>>>>>

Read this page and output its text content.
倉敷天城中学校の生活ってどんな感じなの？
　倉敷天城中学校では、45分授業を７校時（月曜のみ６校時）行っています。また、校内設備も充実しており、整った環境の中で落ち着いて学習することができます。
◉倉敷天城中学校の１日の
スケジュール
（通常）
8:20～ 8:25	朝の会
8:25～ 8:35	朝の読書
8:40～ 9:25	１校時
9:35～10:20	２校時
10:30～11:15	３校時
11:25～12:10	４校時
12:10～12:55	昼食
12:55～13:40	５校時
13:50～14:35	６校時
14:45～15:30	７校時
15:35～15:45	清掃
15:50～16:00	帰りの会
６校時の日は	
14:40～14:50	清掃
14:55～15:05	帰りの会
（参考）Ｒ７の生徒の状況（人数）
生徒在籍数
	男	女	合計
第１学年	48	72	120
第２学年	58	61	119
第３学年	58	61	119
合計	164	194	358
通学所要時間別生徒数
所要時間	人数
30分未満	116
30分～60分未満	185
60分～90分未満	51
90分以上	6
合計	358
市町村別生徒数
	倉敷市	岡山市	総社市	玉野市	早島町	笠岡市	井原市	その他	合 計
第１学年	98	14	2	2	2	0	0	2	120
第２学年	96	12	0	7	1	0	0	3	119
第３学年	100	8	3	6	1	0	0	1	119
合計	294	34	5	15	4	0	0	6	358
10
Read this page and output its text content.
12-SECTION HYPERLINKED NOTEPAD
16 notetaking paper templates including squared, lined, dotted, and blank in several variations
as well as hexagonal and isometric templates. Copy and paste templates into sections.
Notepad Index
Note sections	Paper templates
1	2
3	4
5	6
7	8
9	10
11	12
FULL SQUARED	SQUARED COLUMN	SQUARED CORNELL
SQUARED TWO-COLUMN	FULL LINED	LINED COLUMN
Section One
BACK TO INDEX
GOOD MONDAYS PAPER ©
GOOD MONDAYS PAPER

<<<<<

** TO BE DONE **
Take the listing above and set it down exactly.

** EXERCISE RESULT **
Read this page and output its text content.
倉敷天城中学校の生活ってどんな感じなの？
　倉敷天城中学校では、45分授業を７校時（月曜のみ６校時）行っています。また、校内設備も充実しており、整った環境の中で落ち着いて学習することができます。
◉倉敷天城中学校の１日の
スケジュール
（通常）
8:20～ 8:25	朝の会
8:25～ 8:35	朝の読書
8:40～ 9:25	１校時
9:35～10:20	２校時
10:30～11:15	３校時
11:25～12:10	４校時
12:10～12:55	昼食
12:55～13:40	５校時
13:50～14:35	６校時
14:45～15:30	７校時
15:35～15:45	清掃
15:50～16:00	帰りの会
６校時の日は	
14:40～14:50	清掃
14:55～15:05	帰りの会
（参考）Ｒ７の生徒の状況（人数）
生徒在籍数
	男	女	合計
第１学年	48	72	120
第２学年	58	61	119
第３学年	58	61	119
合計	164	194	358
通学所要時間別生徒数
所要時間	人数
30分未満	116
30分～60分未満	185
60分～90分未満	51
90分以上	6
合計	358
市町村別生徒数
	倉敷市	岡山市	総社市	玉野市	早島町	笠岡市	井原市	その他	合 計
第１学年	98	14	2	2	2	0	0	2	120
第２学年	96	12	0	7	1	0	0	3	119
第３学年	100	8	3	6	1	0	0	1	119
合計	294	34	5	15	4	0	0	6	358
10
Read this page and output its text content.
12-SECTION HYPERLINKED NOTEPAD
16 notetaking paper templates including squared, lined, dotted, and blank in several variations
as well as hexagonal and isometric templates. Copy and paste templates into sections.
Notepad Index
Note sections	Paper templates
1	2
3	4
5	6
7	8
9	10
11	12
FULL SQUARED	SQUARED COLUMN	SQUARED CORNELL
SQUARED TWO-COLUMN	FULL LINED	LINED COLUMN
Section One
BACK TO INDEX
GOOD MONDAYS PAPER ©
GOOD MONDAYS PAPER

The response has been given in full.